Begin GIVEN RECORDS

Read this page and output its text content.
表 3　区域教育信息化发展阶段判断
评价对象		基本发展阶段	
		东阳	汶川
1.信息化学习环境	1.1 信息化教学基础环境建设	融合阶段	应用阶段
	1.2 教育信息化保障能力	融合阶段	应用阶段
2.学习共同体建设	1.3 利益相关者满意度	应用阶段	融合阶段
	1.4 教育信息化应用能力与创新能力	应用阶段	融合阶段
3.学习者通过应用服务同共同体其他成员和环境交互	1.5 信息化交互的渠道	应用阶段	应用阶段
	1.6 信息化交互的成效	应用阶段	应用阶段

End GIVEN RECORDS
Begin GIVEN RECORDS

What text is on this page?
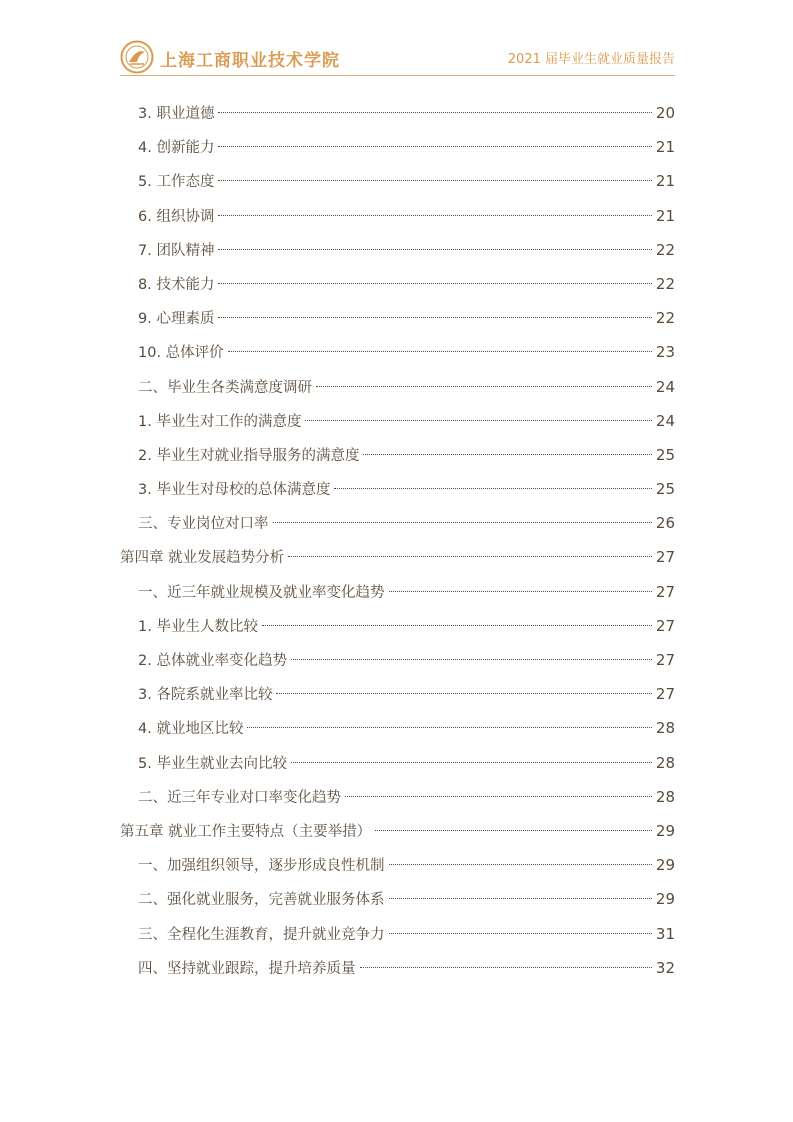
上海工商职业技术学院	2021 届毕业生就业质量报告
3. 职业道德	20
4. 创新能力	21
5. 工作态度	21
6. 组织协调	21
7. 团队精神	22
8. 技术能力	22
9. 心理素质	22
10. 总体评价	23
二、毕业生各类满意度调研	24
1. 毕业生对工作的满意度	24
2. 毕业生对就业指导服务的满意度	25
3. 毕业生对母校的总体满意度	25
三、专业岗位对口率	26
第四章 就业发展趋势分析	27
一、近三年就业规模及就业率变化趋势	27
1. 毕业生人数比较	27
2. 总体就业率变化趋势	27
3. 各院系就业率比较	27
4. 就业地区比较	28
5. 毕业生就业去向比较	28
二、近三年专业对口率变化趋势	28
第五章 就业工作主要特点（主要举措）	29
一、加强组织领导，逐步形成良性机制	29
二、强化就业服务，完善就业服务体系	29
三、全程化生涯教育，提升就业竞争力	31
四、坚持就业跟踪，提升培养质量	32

End GIVEN RECORDS
Begin GIVEN RECORDS

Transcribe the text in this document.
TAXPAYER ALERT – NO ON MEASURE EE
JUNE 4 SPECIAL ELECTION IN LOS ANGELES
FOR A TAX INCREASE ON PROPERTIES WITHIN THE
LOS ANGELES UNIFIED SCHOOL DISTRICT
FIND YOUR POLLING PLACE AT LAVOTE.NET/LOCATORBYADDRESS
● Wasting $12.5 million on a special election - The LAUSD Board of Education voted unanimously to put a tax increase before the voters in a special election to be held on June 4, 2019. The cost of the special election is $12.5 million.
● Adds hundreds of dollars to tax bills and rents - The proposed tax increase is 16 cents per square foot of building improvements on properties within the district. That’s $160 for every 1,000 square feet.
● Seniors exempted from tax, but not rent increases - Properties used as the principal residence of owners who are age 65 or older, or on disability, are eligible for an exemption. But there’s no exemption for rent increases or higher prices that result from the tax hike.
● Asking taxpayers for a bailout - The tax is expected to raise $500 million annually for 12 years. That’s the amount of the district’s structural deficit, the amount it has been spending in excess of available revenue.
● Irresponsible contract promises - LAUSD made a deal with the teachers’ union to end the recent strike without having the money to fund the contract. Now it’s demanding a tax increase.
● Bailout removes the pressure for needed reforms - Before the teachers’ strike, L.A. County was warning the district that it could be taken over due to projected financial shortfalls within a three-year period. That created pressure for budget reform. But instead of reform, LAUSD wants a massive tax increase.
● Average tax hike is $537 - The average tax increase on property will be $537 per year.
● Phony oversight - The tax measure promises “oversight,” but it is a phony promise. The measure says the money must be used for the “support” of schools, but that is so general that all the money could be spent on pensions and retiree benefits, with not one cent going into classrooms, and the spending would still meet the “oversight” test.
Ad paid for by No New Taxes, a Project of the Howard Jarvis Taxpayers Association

End GIVEN RECORDS

**EXERCISE OBJECTIVE**
Identify the lines in the entries above that contain "ANGELES", then copy them out.

**SOLUTION FOR THIS PROBLEM**
JUNE 4 SPECIAL ELECTION IN LOS ANGELES
LOS ANGELES UNIFIED SCHOOL DISTRICT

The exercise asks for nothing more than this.